AIM =>
Keep only those lines of the records that include the string "입찰참가등록".

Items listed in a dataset
┏━━

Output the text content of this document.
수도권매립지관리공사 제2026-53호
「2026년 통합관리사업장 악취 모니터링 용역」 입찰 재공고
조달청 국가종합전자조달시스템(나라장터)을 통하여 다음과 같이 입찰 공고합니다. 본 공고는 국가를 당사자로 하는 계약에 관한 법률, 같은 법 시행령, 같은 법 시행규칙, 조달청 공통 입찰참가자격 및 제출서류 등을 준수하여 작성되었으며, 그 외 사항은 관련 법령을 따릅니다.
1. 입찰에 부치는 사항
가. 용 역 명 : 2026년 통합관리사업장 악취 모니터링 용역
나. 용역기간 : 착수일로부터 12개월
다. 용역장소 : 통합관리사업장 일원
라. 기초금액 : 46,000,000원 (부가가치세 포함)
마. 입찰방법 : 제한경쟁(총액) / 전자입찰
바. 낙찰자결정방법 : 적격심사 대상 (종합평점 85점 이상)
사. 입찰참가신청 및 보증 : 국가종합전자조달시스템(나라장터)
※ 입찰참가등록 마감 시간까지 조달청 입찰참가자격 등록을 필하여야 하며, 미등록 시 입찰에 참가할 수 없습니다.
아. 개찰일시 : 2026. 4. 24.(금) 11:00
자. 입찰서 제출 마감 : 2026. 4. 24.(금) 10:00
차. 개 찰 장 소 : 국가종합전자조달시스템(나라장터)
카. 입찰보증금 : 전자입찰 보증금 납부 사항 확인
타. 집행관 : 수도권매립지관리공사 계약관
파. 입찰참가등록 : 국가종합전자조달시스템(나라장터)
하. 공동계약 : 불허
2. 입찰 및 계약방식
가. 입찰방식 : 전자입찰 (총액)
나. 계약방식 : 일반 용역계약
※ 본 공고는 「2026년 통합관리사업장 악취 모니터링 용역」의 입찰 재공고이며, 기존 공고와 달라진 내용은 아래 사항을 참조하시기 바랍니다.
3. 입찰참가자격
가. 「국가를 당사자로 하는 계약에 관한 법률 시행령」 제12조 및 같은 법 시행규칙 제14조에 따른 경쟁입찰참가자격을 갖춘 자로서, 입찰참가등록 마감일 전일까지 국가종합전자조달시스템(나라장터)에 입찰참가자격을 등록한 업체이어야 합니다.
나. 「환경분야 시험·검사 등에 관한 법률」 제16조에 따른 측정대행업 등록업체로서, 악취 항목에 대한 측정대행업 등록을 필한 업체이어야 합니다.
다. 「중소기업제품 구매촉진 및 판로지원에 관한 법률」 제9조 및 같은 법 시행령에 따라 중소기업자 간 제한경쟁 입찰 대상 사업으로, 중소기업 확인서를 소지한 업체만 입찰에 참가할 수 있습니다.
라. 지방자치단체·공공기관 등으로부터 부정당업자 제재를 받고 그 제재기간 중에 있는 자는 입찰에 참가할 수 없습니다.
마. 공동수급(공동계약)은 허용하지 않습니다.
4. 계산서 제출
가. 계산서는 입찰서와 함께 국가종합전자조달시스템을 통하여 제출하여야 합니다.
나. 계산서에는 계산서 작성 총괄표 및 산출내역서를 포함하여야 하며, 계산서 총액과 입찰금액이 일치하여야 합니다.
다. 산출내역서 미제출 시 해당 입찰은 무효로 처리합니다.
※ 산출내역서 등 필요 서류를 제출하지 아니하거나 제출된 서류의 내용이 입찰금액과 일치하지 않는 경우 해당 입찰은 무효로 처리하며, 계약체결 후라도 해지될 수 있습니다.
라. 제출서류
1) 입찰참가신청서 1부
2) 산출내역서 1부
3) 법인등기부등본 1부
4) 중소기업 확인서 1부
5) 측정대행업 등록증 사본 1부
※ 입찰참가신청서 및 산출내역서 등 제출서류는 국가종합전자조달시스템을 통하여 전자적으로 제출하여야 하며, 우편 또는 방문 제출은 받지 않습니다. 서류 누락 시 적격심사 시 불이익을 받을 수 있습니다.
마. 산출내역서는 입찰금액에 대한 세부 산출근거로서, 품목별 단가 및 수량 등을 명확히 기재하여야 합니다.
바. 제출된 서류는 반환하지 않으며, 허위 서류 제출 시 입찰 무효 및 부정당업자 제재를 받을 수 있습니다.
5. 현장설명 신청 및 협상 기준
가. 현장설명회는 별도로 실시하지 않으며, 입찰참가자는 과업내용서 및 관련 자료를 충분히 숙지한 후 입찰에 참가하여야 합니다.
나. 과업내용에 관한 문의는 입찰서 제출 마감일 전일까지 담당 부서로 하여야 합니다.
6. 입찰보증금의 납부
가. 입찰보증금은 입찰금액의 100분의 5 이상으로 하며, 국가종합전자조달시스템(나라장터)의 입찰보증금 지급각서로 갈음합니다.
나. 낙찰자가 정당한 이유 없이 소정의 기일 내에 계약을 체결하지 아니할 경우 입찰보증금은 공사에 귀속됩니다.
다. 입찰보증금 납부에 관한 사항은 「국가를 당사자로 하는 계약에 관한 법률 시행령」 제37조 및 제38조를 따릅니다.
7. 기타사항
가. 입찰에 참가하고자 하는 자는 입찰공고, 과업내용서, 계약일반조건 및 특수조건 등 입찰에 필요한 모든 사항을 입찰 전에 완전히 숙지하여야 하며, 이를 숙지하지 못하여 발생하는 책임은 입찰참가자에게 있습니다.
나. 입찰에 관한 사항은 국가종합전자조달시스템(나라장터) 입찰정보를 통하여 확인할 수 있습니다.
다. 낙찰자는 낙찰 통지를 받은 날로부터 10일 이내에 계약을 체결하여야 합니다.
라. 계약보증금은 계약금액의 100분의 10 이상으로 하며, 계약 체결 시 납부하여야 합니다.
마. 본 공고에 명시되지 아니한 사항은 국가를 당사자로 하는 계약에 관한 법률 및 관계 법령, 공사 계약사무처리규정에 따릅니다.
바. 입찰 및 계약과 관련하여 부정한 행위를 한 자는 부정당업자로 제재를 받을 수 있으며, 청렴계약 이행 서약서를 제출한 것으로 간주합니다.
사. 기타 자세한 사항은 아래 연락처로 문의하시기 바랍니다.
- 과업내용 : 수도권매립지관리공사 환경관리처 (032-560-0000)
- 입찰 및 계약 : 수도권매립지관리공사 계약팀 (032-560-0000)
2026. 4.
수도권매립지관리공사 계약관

┗━━
┏━━

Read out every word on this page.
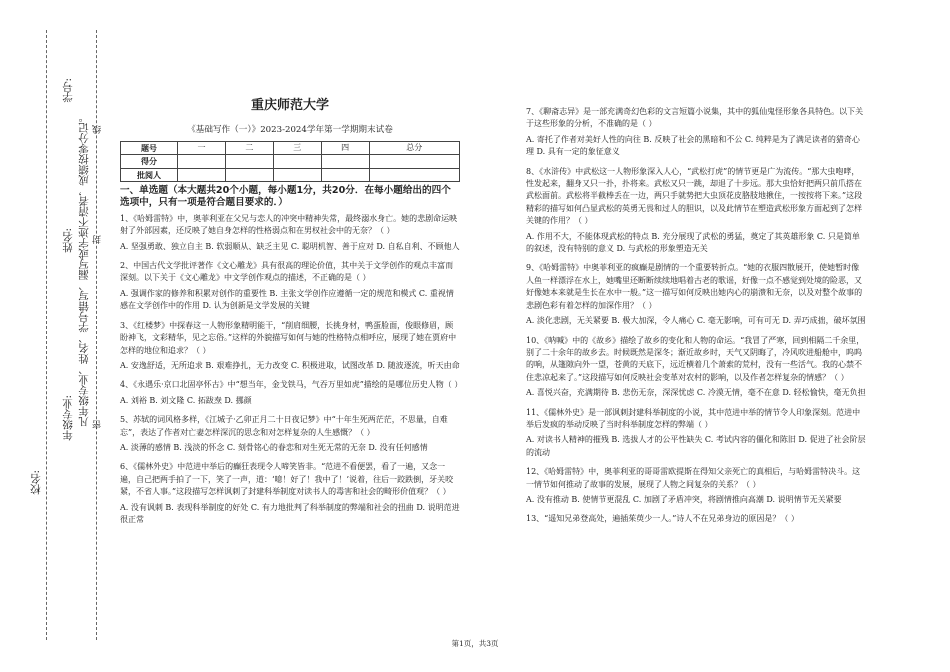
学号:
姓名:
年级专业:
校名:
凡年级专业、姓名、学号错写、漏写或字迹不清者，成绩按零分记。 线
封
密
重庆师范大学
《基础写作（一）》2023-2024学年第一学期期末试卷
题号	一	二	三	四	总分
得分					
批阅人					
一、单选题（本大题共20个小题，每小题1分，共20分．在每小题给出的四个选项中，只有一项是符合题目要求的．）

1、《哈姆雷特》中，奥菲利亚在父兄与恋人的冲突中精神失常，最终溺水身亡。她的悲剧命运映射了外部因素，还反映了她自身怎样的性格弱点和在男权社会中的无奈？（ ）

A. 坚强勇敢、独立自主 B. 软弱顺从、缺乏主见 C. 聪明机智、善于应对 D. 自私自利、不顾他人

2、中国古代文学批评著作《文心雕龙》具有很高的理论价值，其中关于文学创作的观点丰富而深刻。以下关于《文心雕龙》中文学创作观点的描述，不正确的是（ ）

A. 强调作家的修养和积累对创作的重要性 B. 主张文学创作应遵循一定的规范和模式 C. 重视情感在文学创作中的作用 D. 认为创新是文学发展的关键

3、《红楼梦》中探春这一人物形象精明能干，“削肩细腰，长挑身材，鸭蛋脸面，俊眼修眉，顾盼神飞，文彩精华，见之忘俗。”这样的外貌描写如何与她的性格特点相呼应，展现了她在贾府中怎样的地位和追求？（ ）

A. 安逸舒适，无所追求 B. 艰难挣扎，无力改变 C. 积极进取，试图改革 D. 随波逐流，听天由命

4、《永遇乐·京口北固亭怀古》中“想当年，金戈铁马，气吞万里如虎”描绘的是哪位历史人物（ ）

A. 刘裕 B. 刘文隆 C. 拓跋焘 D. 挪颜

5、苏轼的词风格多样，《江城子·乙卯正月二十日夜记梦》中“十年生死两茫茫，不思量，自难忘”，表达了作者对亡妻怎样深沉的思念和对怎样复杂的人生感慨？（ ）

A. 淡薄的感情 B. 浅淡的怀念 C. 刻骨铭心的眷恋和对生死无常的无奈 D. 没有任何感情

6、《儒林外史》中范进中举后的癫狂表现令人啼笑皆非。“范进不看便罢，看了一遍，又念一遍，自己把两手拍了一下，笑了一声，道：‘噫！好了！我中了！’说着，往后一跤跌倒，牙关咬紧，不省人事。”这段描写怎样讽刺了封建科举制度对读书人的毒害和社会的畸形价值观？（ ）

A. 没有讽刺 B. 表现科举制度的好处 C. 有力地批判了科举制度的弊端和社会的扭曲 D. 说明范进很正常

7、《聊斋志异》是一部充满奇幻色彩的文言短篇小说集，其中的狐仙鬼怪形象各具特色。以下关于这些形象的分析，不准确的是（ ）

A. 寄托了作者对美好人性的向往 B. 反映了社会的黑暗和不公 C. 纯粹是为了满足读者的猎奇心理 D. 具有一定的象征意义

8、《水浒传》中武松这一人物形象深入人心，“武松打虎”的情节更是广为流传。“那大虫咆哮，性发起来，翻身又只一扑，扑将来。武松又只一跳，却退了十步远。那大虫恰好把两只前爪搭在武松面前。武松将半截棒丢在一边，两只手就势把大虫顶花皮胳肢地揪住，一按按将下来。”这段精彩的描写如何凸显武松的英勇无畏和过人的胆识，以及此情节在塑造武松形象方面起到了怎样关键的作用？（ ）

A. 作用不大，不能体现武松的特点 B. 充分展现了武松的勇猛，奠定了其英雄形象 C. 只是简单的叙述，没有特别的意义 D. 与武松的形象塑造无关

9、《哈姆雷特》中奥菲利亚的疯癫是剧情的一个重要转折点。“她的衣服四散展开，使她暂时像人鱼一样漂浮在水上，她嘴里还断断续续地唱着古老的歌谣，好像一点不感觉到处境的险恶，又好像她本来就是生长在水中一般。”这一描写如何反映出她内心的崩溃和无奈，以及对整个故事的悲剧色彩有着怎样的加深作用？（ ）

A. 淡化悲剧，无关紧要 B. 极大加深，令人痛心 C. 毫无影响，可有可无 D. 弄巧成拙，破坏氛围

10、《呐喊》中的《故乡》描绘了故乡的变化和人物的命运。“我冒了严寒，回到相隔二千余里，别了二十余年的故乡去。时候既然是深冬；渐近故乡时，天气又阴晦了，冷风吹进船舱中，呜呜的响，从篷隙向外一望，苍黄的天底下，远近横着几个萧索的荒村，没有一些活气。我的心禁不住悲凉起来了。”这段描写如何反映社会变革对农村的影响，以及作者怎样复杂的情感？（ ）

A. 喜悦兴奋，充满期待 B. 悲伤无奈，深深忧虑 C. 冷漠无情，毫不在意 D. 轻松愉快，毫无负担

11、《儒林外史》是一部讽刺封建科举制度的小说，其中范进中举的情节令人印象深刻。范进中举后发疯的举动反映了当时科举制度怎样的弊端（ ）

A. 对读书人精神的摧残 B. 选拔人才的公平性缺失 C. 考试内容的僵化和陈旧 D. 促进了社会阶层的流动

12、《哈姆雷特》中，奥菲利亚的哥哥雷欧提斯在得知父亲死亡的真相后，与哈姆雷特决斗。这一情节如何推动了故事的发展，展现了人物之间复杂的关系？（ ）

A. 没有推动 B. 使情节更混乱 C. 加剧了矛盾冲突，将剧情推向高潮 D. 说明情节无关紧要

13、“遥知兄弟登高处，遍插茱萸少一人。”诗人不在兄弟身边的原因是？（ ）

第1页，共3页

┗━━
┏━━

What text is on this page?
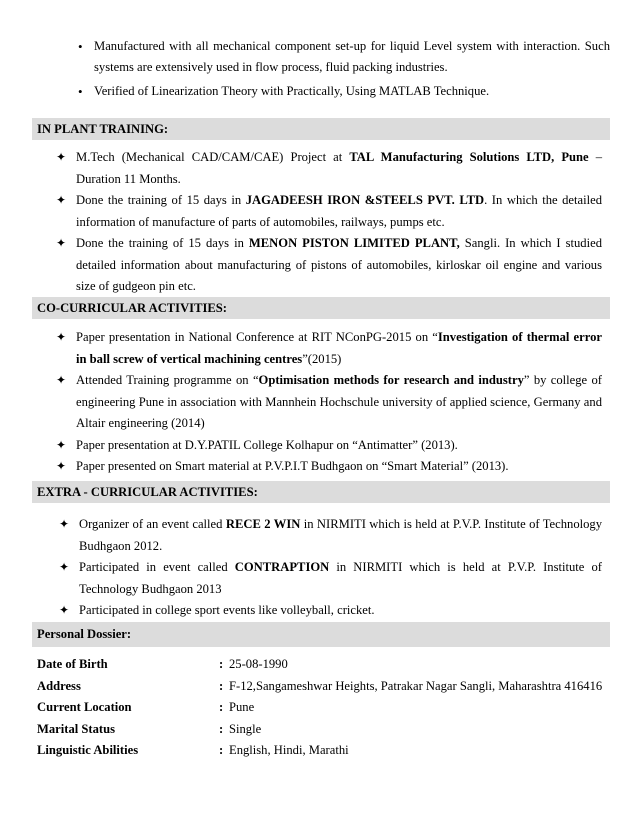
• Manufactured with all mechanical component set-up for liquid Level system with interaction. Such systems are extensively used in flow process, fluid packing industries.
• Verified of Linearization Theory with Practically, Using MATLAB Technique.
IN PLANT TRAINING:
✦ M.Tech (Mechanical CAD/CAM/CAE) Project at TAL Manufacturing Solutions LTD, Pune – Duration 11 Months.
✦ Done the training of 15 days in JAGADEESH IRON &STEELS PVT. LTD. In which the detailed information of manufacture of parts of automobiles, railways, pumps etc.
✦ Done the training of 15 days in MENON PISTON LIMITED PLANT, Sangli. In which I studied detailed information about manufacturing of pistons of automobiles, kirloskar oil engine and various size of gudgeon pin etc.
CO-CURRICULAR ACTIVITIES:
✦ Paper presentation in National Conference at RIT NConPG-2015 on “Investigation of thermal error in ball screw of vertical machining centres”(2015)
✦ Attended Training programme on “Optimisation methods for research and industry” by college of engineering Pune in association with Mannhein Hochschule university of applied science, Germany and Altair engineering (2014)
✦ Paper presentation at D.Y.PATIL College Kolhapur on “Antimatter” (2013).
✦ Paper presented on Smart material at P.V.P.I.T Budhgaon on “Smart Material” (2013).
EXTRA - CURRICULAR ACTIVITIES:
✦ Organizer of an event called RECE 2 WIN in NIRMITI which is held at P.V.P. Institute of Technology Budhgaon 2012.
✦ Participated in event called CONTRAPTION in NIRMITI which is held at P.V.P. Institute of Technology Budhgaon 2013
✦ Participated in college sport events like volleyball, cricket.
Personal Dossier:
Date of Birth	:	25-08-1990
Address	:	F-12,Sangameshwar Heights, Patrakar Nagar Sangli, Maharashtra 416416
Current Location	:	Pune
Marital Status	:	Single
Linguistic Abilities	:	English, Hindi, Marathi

┗━━

ANSWER FOR THE TASK =>
※ 입찰참가등록 마감 시간까지 조달청 입찰참가자격 등록을 필하여야 하며, 미등록 시 입찰에 참가할 수 없습니다.
파. 입찰참가등록 : 국가종합전자조달시스템(나라장터)
가. 「국가를 당사자로 하는 계약에 관한 법률 시행령」 제12조 및 같은 법 시행규칙 제14조에 따른 경쟁입찰참가자격을 갖춘 자로서, 입찰참가등록 마감일 전일까지 국가종합전자조달시스템(나라장터)에 입찰참가자격을 등록한 업체이어야 합니다.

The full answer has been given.